**Rows**:
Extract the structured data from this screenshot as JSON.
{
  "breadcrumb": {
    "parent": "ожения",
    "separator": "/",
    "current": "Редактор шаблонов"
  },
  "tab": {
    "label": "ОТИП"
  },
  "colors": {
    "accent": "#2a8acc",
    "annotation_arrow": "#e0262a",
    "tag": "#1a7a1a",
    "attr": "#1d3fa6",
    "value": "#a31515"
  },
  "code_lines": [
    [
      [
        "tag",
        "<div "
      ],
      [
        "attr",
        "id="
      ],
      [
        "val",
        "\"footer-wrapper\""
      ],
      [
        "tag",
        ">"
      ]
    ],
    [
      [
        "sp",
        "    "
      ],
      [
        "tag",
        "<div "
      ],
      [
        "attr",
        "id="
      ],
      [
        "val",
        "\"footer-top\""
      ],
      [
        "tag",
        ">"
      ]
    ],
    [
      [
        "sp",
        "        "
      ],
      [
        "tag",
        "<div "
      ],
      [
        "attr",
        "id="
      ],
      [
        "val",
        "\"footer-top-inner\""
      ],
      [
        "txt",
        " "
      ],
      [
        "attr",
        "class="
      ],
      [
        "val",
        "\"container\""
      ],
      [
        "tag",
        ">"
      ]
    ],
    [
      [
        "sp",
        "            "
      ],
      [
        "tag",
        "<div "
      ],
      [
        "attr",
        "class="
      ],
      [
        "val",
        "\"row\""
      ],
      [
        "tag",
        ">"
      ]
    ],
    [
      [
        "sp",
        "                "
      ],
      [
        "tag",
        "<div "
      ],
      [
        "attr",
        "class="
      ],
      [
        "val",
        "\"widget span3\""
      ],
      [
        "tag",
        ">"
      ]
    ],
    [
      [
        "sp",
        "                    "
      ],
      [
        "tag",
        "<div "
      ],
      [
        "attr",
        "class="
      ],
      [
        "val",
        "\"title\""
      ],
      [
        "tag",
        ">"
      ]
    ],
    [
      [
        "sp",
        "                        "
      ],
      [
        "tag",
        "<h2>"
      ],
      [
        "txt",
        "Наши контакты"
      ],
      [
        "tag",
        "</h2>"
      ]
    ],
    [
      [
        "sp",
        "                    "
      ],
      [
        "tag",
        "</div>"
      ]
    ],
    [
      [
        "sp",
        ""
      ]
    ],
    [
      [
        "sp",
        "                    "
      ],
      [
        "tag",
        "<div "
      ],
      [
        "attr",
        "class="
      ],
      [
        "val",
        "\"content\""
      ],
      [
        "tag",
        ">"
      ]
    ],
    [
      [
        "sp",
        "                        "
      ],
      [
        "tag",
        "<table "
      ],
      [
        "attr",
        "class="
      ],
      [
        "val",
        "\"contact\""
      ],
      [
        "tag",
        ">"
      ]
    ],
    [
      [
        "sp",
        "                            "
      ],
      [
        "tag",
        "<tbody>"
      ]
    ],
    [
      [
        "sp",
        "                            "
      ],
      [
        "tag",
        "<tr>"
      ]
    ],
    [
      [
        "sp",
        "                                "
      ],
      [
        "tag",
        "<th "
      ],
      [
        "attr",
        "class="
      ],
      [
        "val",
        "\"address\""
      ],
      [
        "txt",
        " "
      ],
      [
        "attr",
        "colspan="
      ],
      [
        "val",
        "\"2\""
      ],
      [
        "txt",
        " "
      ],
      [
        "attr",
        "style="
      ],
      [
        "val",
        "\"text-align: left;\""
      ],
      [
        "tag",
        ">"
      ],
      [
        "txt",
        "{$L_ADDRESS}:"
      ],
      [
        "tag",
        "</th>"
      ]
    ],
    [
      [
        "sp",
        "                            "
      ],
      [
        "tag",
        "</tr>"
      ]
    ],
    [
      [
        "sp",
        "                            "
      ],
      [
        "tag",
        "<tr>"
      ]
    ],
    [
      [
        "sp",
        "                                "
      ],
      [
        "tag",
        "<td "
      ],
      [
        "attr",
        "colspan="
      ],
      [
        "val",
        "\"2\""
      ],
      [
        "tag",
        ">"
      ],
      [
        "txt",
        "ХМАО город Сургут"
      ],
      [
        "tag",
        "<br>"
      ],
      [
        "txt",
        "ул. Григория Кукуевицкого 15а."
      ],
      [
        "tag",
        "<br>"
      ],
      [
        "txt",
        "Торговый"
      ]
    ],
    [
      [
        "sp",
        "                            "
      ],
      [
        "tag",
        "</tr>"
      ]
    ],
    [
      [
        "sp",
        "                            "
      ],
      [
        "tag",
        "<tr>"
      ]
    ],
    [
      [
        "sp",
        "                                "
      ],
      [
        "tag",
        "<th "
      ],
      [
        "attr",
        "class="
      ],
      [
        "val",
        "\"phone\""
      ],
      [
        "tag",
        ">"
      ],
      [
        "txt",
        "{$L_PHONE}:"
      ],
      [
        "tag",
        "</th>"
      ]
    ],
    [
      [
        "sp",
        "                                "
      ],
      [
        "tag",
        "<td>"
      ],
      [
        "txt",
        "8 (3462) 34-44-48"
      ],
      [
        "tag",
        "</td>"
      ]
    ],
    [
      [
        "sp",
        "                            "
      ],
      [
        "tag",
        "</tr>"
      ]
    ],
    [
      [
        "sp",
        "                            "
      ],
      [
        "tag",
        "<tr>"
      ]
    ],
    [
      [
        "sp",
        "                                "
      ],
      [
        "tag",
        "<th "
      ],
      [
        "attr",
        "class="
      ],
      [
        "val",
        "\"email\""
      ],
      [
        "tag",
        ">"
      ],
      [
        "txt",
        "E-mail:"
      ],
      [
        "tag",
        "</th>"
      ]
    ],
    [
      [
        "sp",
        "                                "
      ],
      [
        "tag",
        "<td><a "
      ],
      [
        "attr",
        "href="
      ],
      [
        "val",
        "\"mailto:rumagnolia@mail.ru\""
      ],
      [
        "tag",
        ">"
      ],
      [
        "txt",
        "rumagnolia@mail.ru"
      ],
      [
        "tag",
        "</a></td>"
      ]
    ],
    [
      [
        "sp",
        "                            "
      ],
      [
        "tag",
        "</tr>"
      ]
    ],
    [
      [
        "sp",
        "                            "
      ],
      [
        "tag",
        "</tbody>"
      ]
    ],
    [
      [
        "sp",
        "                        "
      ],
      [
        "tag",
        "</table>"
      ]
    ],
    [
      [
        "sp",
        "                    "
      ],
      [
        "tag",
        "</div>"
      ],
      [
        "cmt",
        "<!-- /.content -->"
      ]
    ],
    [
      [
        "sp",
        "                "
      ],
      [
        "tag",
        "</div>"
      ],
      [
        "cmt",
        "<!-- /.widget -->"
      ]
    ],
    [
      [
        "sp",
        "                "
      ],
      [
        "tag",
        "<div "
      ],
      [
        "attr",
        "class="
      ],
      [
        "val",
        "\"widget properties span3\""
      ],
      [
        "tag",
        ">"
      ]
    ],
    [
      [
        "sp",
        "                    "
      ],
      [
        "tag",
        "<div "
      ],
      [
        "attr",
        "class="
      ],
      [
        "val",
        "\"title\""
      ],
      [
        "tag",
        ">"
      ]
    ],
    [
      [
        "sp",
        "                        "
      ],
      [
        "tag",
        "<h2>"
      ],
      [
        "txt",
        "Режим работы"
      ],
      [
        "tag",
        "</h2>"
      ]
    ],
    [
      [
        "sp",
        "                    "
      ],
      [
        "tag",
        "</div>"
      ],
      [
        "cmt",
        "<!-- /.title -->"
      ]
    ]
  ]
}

**Work to complete**: Check each line of the records above for the string "footer", and report every line that has it.

**Exercise result**:
        "\"footer-wrapper\""
        "\"footer-top\""
        "\"footer-top-inner\""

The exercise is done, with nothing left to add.